DIRECTIONS – Write out all the entries word for word and omit any pictures.

☆ ☆ ☆ ☆ ☆ ☆ ☆

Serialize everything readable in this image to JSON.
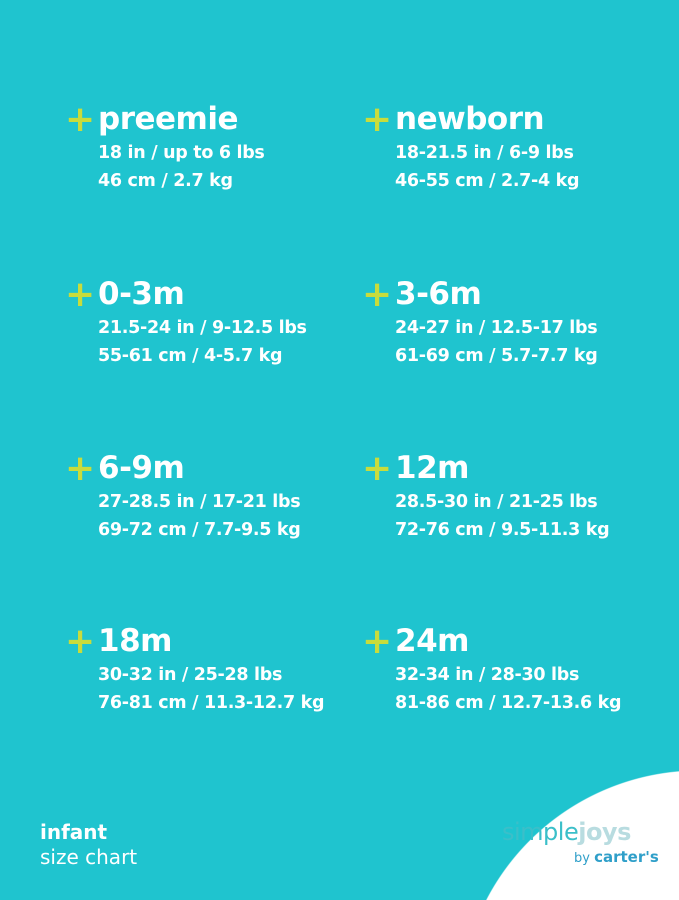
{
  "colors": {
    "background": "#1fc4cf",
    "plus": "#c8dc3c",
    "text": "#ffffff"
  },
  "sizes": [
    {
      "label": "preemie",
      "imperial": "18 in / up to 6 lbs",
      "metric": "46 cm / 2.7 kg"
    },
    {
      "label": "newborn",
      "imperial": "18-21.5 in / 6-9 lbs",
      "metric": "46-55 cm / 2.7-4 kg"
    },
    {
      "label": "0-3m",
      "imperial": "21.5-24 in / 9-12.5 lbs",
      "metric": "55-61 cm / 4-5.7 kg"
    },
    {
      "label": "3-6m",
      "imperial": "24-27 in / 12.5-17 lbs",
      "metric": "61-69 cm / 5.7-7.7 kg"
    },
    {
      "label": "6-9m",
      "imperial": "27-28.5 in / 17-21 lbs",
      "metric": "69-72 cm / 7.7-9.5 kg"
    },
    {
      "label": "12m",
      "imperial": "28.5-30 in / 21-25 lbs",
      "metric": "72-76 cm / 9.5-11.3 kg"
    },
    {
      "label": "18m",
      "imperial": "30-32 in / 25-28 lbs",
      "metric": "76-81 cm / 11.3-12.7 kg"
    },
    {
      "label": "24m",
      "imperial": "32-34 in / 28-30 lbs",
      "metric": "81-86 cm / 12.7-13.6 kg"
    }
  ],
  "plus_symbol": "+",
  "caption": {
    "line1": "infant",
    "line2": "size chart"
  },
  "logo": {
    "simple": "simple",
    "joys": "joys",
    "by": "by",
    "brand": "carter's"
  }
}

☆ ☆ ☆ ☆ ☆ ☆ ☆

COMPLETE ANSWER –
Serialize everything readable in this image to JSON.
{
  "colors": {
    "background": "#1fc4cf",
    "plus": "#c8dc3c",
    "text": "#ffffff"
  },
  "sizes": [
    {
      "label": "preemie",
      "imperial": "18 in / up to 6 lbs",
      "metric": "46 cm / 2.7 kg"
    },
    {
      "label": "newborn",
      "imperial": "18-21.5 in / 6-9 lbs",
      "metric": "46-55 cm / 2.7-4 kg"
    },
    {
      "label": "0-3m",
      "imperial": "21.5-24 in / 9-12.5 lbs",
      "metric": "55-61 cm / 4-5.7 kg"
    },
    {
      "label": "3-6m",
      "imperial": "24-27 in / 12.5-17 lbs",
      "metric": "61-69 cm / 5.7-7.7 kg"
    },
    {
      "label": "6-9m",
      "imperial": "27-28.5 in / 17-21 lbs",
      "metric": "69-72 cm / 7.7-9.5 kg"
    },
    {
      "label": "12m",
      "imperial": "28.5-30 in / 21-25 lbs",
      "metric": "72-76 cm / 9.5-11.3 kg"
    },
    {
      "label": "18m",
      "imperial": "30-32 in / 25-28 lbs",
      "metric": "76-81 cm / 11.3-12.7 kg"
    },
    {
      "label": "24m",
      "imperial": "32-34 in / 28-30 lbs",
      "metric": "81-86 cm / 12.7-13.6 kg"
    }
  ],
  "plus_symbol": "+",
  "caption": {
    "line1": "infant",
    "line2": "size chart"
  },
  "logo": {
    "simple": "simple",
    "joys": "joys",
    "by": "by",
    "brand": "carter's"
  }
}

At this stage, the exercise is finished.